§ WHAT IS BEING ASKED: Return each line holding the string "Enrolled".

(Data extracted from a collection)
++++++++++++++++++++

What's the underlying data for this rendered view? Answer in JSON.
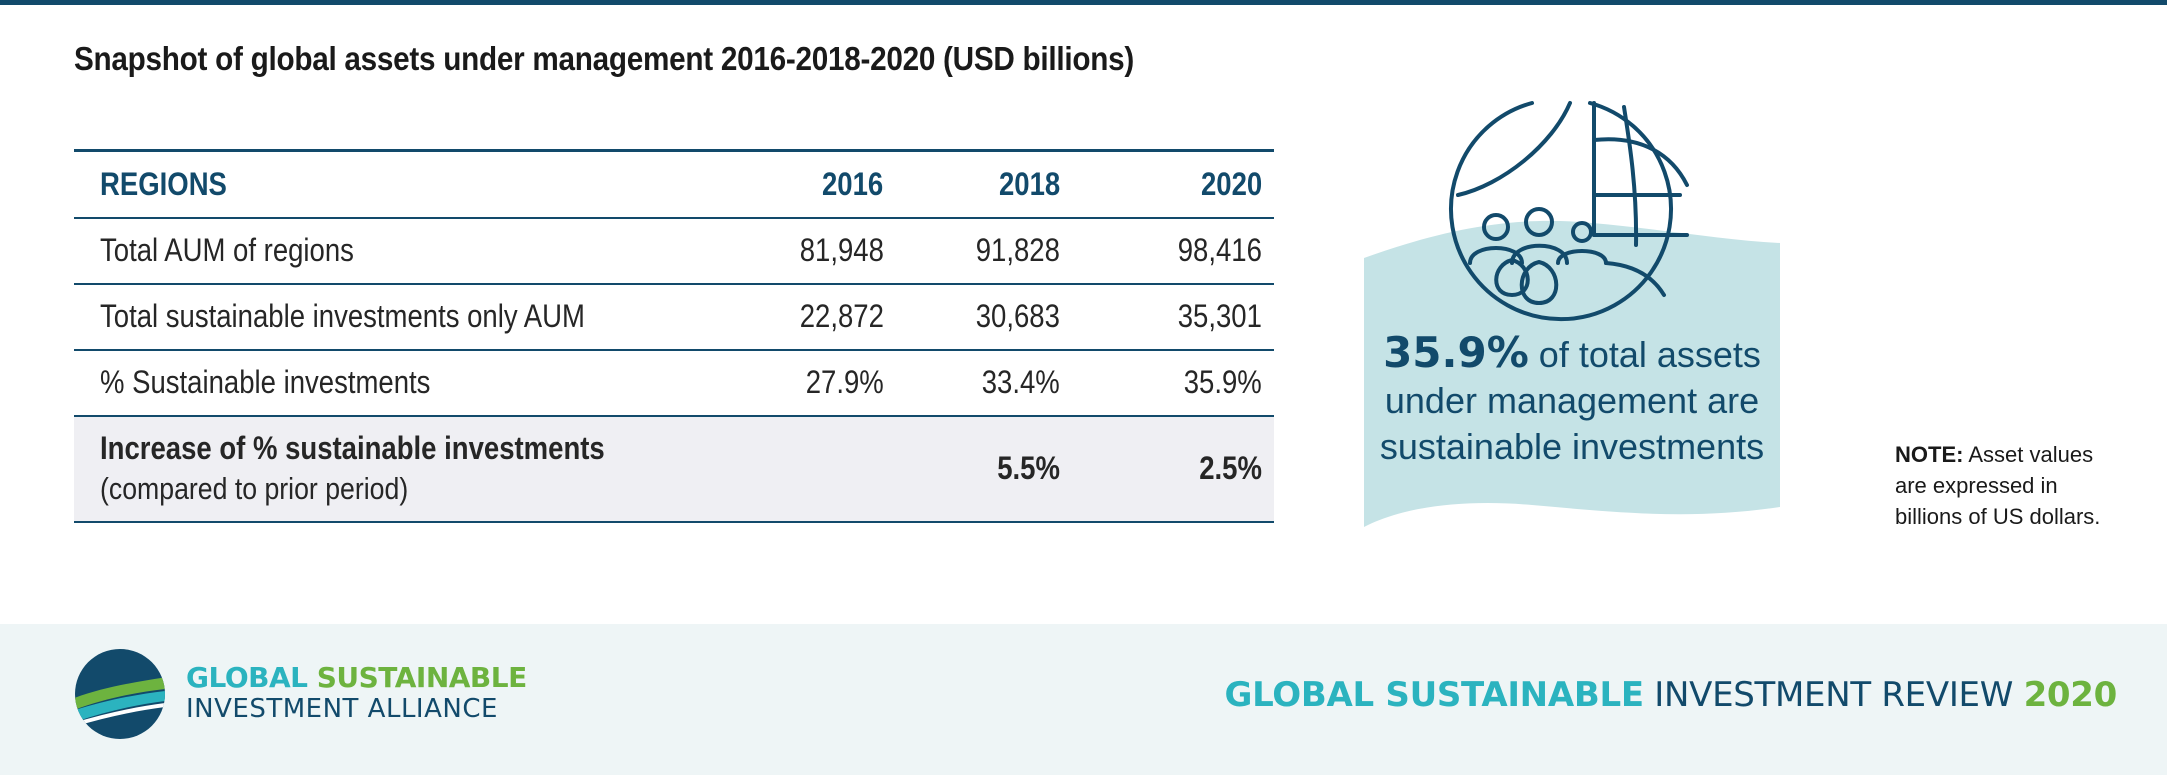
{
  "title": "Snapshot of global assets under management 2016-2018-2020 (USD billions)",
  "table": {
    "headers": [
      "REGIONS",
      "2016",
      "2018",
      "2020"
    ],
    "rows": [
      {
        "label": "Total AUM of regions",
        "v2016": "81,948",
        "v2018": "91,828",
        "v2020": "98,416"
      },
      {
        "label": "Total sustainable investments only AUM",
        "v2016": "22,872",
        "v2018": "30,683",
        "v2020": "35,301"
      },
      {
        "label": "% Sustainable investments",
        "v2016": "27.9%",
        "v2018": "33.4%",
        "v2020": "35.9%"
      }
    ],
    "highlight_row": {
      "label": "Increase of % sustainable investments",
      "sublabel": "(compared to prior period)",
      "v2016": "",
      "v2018": "5.5%",
      "v2020": "2.5%"
    }
  },
  "callout": {
    "icon": "globe-people-icon",
    "percent": "35.9%",
    "text_line1": " of total assets",
    "text_line2": "under management are",
    "text_line3": "sustainable investments"
  },
  "note": {
    "label": "NOTE:",
    "text": " Asset values are expressed in billions of US dollars."
  },
  "footer": {
    "logo_word1": "GLOBAL",
    "logo_word2": " SUSTAINABLE",
    "logo_line2": "INVESTMENT ALLIANCE",
    "review_part1": "GLOBAL SUSTAINABLE",
    "review_part2": " INVESTMENT REVIEW ",
    "review_part3": "2020"
  },
  "colors": {
    "navy": "#124a6b",
    "teal": "#2bb3bf",
    "green": "#6db33f",
    "callout_bg": "#c5e3e6",
    "highlight_bg": "#efeff3",
    "footer_bg": "#eef5f6"
  }
}
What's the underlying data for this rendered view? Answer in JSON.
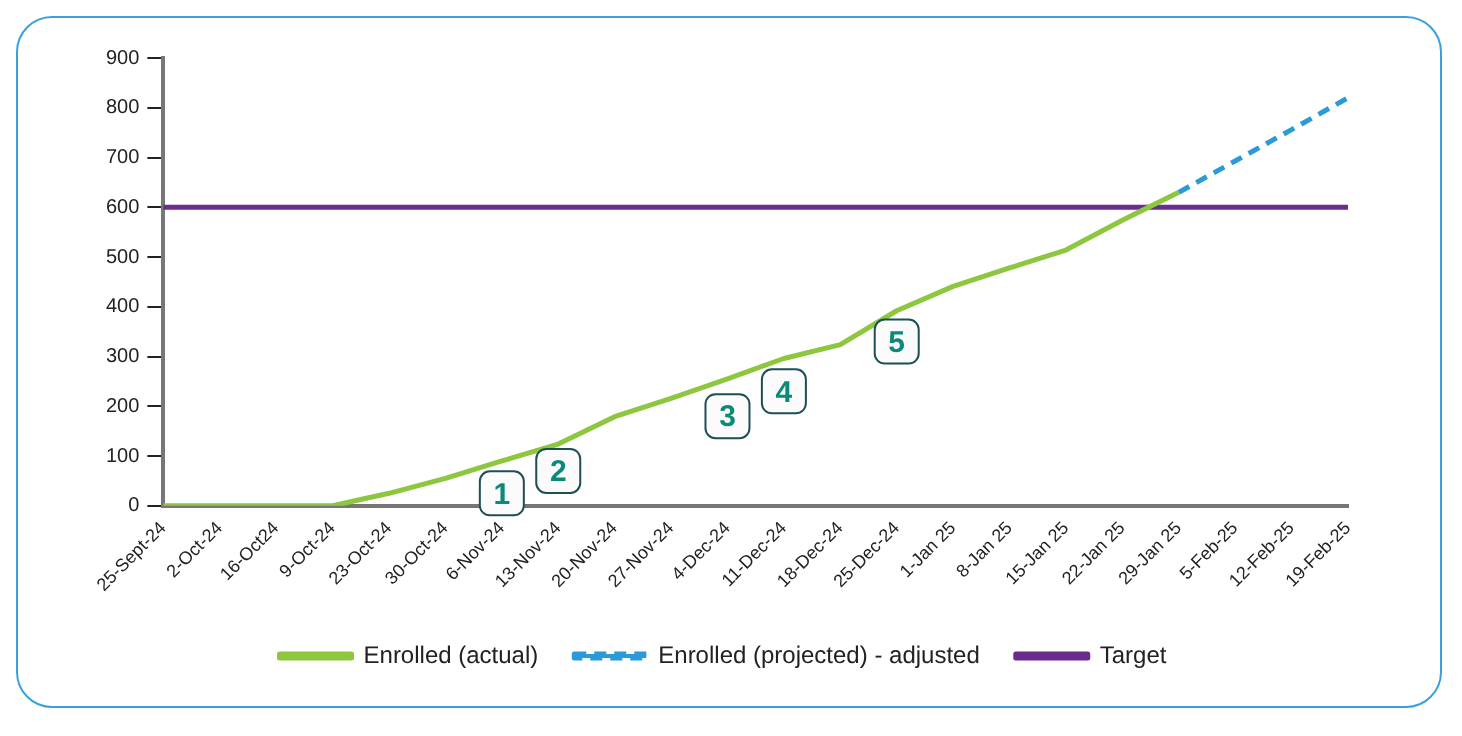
{
  "chart_data": {
    "type": "line",
    "categories": [
      "25-Sept-24",
      "2-Oct-24",
      "16-Oct24",
      "9-Oct-24",
      "23-Oct-24",
      "30-Oct-24",
      "6-Nov-24",
      "13-Nov-24",
      "20-Nov-24",
      "27-Nov-24",
      "4-Dec-24",
      "11-Dec-24",
      "18-Dec-24",
      "25-Dec-24",
      "1-Jan 25",
      "8-Jan 25",
      "15-Jan 25",
      "22-Jan 25",
      "29-Jan 25",
      "5-Feb-25",
      "12-Feb-25",
      "19-Feb-25"
    ],
    "series": [
      {
        "name": "Enrolled (actual)",
        "color": "#8dc63f",
        "values": [
          0,
          0,
          0,
          0,
          25,
          55,
          90,
          124,
          179,
          216,
          255,
          296,
          324,
          392,
          441,
          478,
          514,
          574,
          630,
          null,
          null,
          null
        ]
      },
      {
        "name": "Enrolled (projected) - adjusted",
        "color": "#2a9bd8",
        "line_style": "dashed",
        "values": [
          null,
          null,
          null,
          null,
          null,
          null,
          null,
          null,
          null,
          null,
          null,
          null,
          null,
          null,
          null,
          null,
          null,
          null,
          630,
          693,
          756,
          820
        ]
      },
      {
        "name": "Target",
        "color": "#6b2c8f",
        "values": [
          600,
          600,
          600,
          600,
          600,
          600,
          600,
          600,
          600,
          600,
          600,
          600,
          600,
          600,
          600,
          600,
          600,
          600,
          600,
          600,
          600,
          600
        ]
      }
    ],
    "ylim": [
      0,
      900
    ],
    "yticks": [
      0,
      100,
      200,
      300,
      400,
      500,
      600,
      700,
      800,
      900
    ],
    "grid": false,
    "legend": "bottom",
    "marker": "none",
    "line_style": "solid",
    "annotations": [
      {
        "text": "1",
        "x": "6-Nov-24",
        "y": 25
      },
      {
        "text": "2",
        "x": "13-Nov-24",
        "y": 70
      },
      {
        "text": "3",
        "x": "4-Dec-24",
        "y": 180
      },
      {
        "text": "4",
        "x": "11-Dec-24",
        "y": 230
      },
      {
        "text": "5",
        "x": "25-Dec-24",
        "y": 330
      }
    ]
  }
}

++++++++++++++++++++

§ FULL SOLUTION:
        "name": "Enrolled (actual)",
        "name": "Enrolled (projected) - adjusted",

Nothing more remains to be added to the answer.